═════ DATA ROWS ═════

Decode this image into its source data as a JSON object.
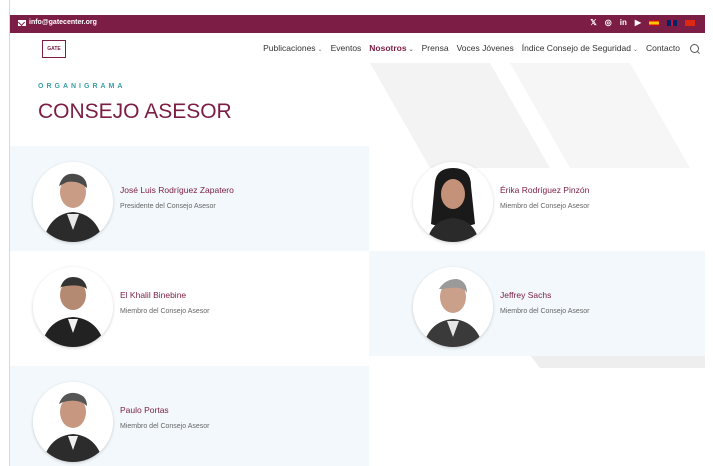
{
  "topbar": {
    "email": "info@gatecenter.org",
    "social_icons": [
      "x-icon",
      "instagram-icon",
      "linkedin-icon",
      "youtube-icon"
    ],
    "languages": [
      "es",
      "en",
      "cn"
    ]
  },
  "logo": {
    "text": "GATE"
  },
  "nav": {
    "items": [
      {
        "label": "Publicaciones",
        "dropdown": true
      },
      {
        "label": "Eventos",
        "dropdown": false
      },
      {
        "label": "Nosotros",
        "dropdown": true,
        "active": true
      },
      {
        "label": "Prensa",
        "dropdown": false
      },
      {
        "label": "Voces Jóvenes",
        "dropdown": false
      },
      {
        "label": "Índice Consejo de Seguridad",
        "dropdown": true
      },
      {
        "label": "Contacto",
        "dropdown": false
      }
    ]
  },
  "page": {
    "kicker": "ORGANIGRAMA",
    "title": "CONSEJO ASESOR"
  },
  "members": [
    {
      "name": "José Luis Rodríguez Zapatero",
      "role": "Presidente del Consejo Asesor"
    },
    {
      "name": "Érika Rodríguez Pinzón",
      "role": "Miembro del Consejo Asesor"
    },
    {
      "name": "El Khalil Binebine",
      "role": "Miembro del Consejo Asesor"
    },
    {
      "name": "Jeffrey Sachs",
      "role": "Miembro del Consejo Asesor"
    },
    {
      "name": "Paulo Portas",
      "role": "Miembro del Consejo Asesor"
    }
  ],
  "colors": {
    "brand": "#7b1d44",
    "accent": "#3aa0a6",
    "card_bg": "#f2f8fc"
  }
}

═════
═════ DATA ROWS ═════

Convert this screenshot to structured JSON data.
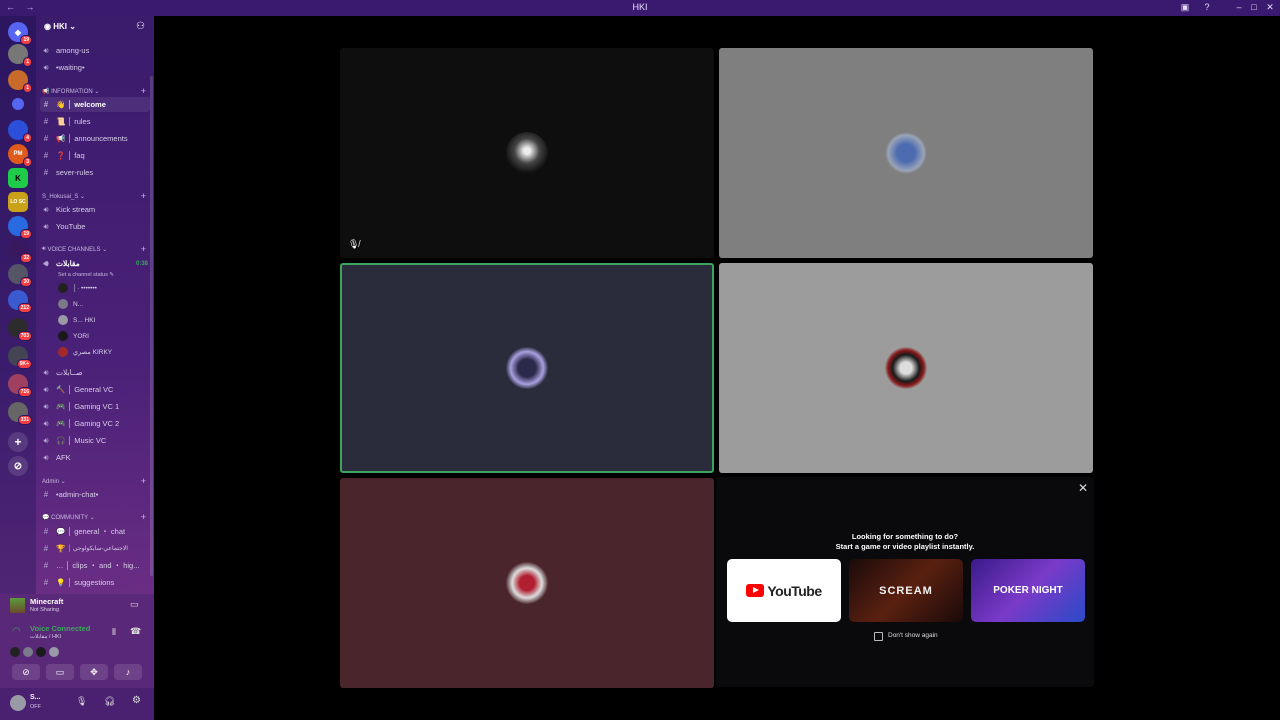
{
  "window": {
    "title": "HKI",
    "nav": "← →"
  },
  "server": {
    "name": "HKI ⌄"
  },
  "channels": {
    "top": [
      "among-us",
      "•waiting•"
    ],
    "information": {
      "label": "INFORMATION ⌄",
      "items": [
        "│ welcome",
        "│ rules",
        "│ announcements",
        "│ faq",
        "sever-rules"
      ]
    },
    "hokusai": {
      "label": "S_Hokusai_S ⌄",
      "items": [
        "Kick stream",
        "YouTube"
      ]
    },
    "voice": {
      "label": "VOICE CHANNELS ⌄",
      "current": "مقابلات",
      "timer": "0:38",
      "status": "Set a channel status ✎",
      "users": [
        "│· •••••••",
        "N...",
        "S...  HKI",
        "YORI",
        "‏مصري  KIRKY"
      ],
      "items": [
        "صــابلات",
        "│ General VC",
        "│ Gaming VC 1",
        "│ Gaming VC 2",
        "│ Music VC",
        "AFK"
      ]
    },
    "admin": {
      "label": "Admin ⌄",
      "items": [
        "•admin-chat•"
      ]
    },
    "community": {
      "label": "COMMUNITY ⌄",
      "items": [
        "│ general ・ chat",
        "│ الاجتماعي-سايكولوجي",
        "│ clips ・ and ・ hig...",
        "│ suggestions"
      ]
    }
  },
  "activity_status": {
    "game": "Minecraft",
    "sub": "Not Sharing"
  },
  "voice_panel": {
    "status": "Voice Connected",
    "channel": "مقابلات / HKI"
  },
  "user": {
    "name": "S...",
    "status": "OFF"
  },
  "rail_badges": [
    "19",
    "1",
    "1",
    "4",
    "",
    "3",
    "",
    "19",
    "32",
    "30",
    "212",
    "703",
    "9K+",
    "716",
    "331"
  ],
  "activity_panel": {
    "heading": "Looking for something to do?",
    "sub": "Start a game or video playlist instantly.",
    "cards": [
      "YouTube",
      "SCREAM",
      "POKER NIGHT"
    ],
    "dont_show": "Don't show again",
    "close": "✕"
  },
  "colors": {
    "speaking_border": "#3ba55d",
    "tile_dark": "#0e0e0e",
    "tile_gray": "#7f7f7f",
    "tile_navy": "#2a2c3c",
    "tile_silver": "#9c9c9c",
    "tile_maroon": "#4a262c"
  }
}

═════
═════ DATA ROWS ═════

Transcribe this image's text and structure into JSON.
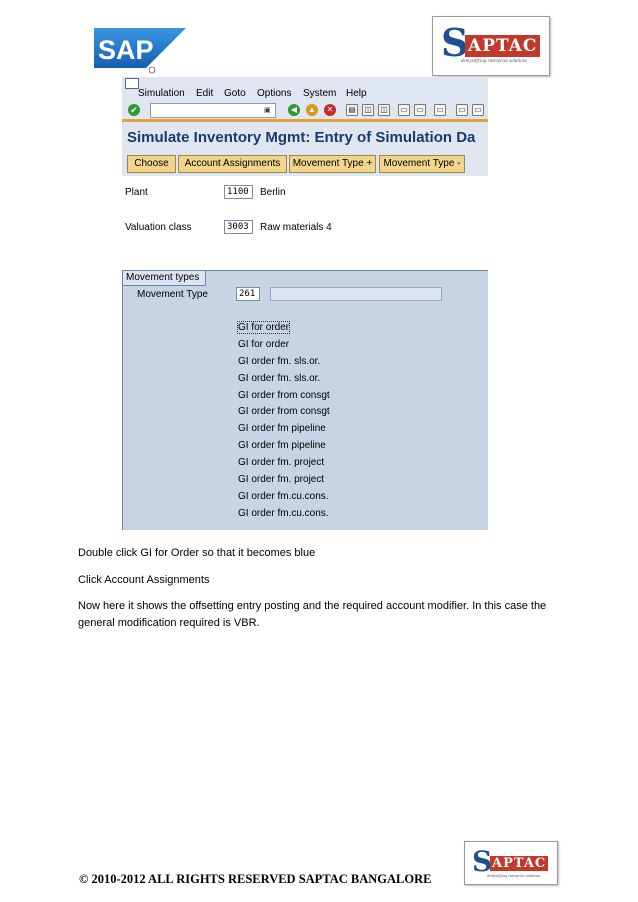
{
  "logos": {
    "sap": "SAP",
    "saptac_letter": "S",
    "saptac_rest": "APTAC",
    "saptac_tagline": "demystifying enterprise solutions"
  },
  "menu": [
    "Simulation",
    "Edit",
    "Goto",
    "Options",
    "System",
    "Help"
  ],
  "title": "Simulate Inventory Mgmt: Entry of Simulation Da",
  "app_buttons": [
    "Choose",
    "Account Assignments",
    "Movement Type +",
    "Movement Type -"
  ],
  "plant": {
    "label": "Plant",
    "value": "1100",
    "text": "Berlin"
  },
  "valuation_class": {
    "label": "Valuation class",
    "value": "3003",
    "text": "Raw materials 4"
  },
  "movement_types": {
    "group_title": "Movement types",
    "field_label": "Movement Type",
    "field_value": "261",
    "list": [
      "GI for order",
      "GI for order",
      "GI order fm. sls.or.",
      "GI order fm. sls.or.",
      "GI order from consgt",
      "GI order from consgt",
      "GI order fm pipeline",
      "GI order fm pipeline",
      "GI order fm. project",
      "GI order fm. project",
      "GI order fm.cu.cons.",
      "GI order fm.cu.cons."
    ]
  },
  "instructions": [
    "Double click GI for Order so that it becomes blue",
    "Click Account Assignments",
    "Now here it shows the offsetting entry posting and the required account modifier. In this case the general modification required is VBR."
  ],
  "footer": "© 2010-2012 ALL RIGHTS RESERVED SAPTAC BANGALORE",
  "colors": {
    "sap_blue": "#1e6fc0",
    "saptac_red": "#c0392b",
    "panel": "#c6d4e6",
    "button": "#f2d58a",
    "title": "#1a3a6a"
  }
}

═════

Find the count of lines in the data above where the string "true" occurs. Provide that number alone.

4